--- start ---

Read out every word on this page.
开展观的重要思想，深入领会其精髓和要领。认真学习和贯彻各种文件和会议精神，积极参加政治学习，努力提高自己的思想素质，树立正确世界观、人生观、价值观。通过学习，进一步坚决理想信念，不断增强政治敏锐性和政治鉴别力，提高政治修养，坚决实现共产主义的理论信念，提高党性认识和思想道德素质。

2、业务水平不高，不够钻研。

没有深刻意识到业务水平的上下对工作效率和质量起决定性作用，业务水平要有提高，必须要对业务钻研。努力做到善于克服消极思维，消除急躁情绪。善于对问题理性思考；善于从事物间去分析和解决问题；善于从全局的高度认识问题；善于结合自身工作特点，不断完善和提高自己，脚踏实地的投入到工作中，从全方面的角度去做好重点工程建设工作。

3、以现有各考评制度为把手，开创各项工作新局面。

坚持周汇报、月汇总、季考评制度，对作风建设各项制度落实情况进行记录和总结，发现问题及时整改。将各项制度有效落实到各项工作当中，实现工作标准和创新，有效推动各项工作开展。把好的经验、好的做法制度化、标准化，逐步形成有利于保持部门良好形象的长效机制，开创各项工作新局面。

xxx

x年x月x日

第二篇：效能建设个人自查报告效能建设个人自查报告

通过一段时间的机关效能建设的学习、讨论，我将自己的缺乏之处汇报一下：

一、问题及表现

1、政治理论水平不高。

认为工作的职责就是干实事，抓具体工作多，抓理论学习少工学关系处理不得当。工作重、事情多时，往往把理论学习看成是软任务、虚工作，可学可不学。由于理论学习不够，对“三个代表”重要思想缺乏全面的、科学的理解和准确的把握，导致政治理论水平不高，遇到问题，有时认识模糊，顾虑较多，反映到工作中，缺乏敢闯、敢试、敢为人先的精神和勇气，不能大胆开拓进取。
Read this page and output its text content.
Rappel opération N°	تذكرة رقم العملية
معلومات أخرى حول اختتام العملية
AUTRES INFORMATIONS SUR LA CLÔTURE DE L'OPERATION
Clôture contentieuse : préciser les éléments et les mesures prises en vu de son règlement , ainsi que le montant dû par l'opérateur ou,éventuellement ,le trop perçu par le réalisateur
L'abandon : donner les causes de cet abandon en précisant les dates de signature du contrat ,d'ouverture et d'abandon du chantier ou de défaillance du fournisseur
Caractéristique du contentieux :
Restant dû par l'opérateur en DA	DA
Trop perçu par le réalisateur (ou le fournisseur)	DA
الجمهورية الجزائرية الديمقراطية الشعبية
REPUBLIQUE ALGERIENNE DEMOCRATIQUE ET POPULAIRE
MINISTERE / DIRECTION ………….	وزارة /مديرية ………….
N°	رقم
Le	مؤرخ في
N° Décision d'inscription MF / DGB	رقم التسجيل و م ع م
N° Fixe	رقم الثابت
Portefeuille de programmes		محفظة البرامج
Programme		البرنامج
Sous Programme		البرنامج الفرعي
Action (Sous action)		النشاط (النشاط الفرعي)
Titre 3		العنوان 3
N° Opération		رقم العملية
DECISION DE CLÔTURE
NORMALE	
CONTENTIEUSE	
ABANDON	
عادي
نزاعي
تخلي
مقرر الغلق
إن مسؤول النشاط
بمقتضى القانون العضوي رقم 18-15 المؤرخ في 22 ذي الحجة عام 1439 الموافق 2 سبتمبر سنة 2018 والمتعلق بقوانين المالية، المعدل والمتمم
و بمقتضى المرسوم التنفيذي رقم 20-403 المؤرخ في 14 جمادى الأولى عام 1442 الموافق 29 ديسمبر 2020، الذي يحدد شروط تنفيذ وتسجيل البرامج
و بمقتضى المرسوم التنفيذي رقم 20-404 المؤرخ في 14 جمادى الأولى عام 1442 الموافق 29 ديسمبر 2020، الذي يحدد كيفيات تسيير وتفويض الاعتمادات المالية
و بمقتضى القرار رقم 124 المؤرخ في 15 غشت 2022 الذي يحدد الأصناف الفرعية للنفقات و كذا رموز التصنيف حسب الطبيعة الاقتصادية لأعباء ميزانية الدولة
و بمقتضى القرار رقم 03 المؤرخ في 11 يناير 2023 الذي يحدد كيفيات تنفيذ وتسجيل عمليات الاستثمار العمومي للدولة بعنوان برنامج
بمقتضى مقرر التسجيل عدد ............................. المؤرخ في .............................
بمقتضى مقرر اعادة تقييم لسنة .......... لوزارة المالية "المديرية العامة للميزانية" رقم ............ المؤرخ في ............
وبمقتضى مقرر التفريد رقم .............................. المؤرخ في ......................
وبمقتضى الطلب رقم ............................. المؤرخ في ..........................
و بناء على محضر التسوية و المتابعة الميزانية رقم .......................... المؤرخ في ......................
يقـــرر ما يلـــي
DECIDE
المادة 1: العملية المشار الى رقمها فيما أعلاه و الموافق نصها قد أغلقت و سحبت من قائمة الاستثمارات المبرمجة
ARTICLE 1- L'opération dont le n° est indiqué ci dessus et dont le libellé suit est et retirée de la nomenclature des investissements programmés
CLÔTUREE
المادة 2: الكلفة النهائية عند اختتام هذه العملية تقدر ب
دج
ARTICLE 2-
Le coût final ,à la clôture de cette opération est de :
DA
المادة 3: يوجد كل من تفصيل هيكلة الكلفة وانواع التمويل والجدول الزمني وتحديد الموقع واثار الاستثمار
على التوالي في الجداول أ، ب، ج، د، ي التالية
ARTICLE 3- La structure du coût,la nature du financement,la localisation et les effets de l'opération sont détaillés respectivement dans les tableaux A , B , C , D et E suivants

--- end ---

• _Stated goal_:
Copy the data above in full, character for character.

• _The answer_:
Read out every word on this page.
开展观的重要思想，深入领会其精髓和要领。认真学习和贯彻各种文件和会议精神，积极参加政治学习，努力提高自己的思想素质，树立正确世界观、人生观、价值观。通过学习，进一步坚决理想信念，不断增强政治敏锐性和政治鉴别力，提高政治修养，坚决实现共产主义的理论信念，提高党性认识和思想道德素质。

2、业务水平不高，不够钻研。

没有深刻意识到业务水平的上下对工作效率和质量起决定性作用，业务水平要有提高，必须要对业务钻研。努力做到善于克服消极思维，消除急躁情绪。善于对问题理性思考；善于从事物间去分析和解决问题；善于从全局的高度认识问题；善于结合自身工作特点，不断完善和提高自己，脚踏实地的投入到工作中，从全方面的角度去做好重点工程建设工作。

3、以现有各考评制度为把手，开创各项工作新局面。

坚持周汇报、月汇总、季考评制度，对作风建设各项制度落实情况进行记录和总结，发现问题及时整改。将各项制度有效落实到各项工作当中，实现工作标准和创新，有效推动各项工作开展。把好的经验、好的做法制度化、标准化，逐步形成有利于保持部门良好形象的长效机制，开创各项工作新局面。

xxx

x年x月x日

第二篇：效能建设个人自查报告效能建设个人自查报告

通过一段时间的机关效能建设的学习、讨论，我将自己的缺乏之处汇报一下：

一、问题及表现

1、政治理论水平不高。

认为工作的职责就是干实事，抓具体工作多，抓理论学习少工学关系处理不得当。工作重、事情多时，往往把理论学习看成是软任务、虚工作，可学可不学。由于理论学习不够，对“三个代表”重要思想缺乏全面的、科学的理解和准确的把握，导致政治理论水平不高，遇到问题，有时认识模糊，顾虑较多，反映到工作中，缺乏敢闯、敢试、敢为人先的精神和勇气，不能大胆开拓进取。
Read this page and output its text content.
Rappel opération N°	تذكرة رقم العملية
معلومات أخرى حول اختتام العملية
AUTRES INFORMATIONS SUR LA CLÔTURE DE L'OPERATION
Clôture contentieuse : préciser les éléments et les mesures prises en vu de son règlement , ainsi que le montant dû par l'opérateur ou,éventuellement ,le trop perçu par le réalisateur
L'abandon : donner les causes de cet abandon en précisant les dates de signature du contrat ,d'ouverture et d'abandon du chantier ou de défaillance du fournisseur
Caractéristique du contentieux :
Restant dû par l'opérateur en DA	DA
Trop perçu par le réalisateur (ou le fournisseur)	DA
الجمهورية الجزائرية الديمقراطية الشعبية
REPUBLIQUE ALGERIENNE DEMOCRATIQUE ET POPULAIRE
MINISTERE / DIRECTION ………….	وزارة /مديرية ………….
N°	رقم
Le	مؤرخ في
N° Décision d'inscription MF / DGB	رقم التسجيل و م ع م
N° Fixe	رقم الثابت
Portefeuille de programmes		محفظة البرامج
Programme		البرنامج
Sous Programme		البرنامج الفرعي
Action (Sous action)		النشاط (النشاط الفرعي)
Titre 3		العنوان 3
N° Opération		رقم العملية
DECISION DE CLÔTURE
NORMALE	
CONTENTIEUSE	
ABANDON	
عادي
نزاعي
تخلي
مقرر الغلق
إن مسؤول النشاط
بمقتضى القانون العضوي رقم 18-15 المؤرخ في 22 ذي الحجة عام 1439 الموافق 2 سبتمبر سنة 2018 والمتعلق بقوانين المالية، المعدل والمتمم
و بمقتضى المرسوم التنفيذي رقم 20-403 المؤرخ في 14 جمادى الأولى عام 1442 الموافق 29 ديسمبر 2020، الذي يحدد شروط تنفيذ وتسجيل البرامج
و بمقتضى المرسوم التنفيذي رقم 20-404 المؤرخ في 14 جمادى الأولى عام 1442 الموافق 29 ديسمبر 2020، الذي يحدد كيفيات تسيير وتفويض الاعتمادات المالية
و بمقتضى القرار رقم 124 المؤرخ في 15 غشت 2022 الذي يحدد الأصناف الفرعية للنفقات و كذا رموز التصنيف حسب الطبيعة الاقتصادية لأعباء ميزانية الدولة
و بمقتضى القرار رقم 03 المؤرخ في 11 يناير 2023 الذي يحدد كيفيات تنفيذ وتسجيل عمليات الاستثمار العمومي للدولة بعنوان برنامج
بمقتضى مقرر التسجيل عدد ............................. المؤرخ في .............................
بمقتضى مقرر اعادة تقييم لسنة .......... لوزارة المالية "المديرية العامة للميزانية" رقم ............ المؤرخ في ............
وبمقتضى مقرر التفريد رقم .............................. المؤرخ في ......................
وبمقتضى الطلب رقم ............................. المؤرخ في ..........................
و بناء على محضر التسوية و المتابعة الميزانية رقم .......................... المؤرخ في ......................
يقـــرر ما يلـــي
DECIDE
المادة 1: العملية المشار الى رقمها فيما أعلاه و الموافق نصها قد أغلقت و سحبت من قائمة الاستثمارات المبرمجة
ARTICLE 1- L'opération dont le n° est indiqué ci dessus et dont le libellé suit est et retirée de la nomenclature des investissements programmés
CLÔTUREE
المادة 2: الكلفة النهائية عند اختتام هذه العملية تقدر ب
دج
ARTICLE 2-
Le coût final ,à la clôture de cette opération est de :
DA
المادة 3: يوجد كل من تفصيل هيكلة الكلفة وانواع التمويل والجدول الزمني وتحديد الموقع واثار الاستثمار
على التوالي في الجداول أ، ب، ج، د، ي التالية
ARTICLE 3- La structure du coût,la nature du financement,la localisation et les effets de l'opération sont détaillés respectivement dans les tableaux A , B , C , D et E suivants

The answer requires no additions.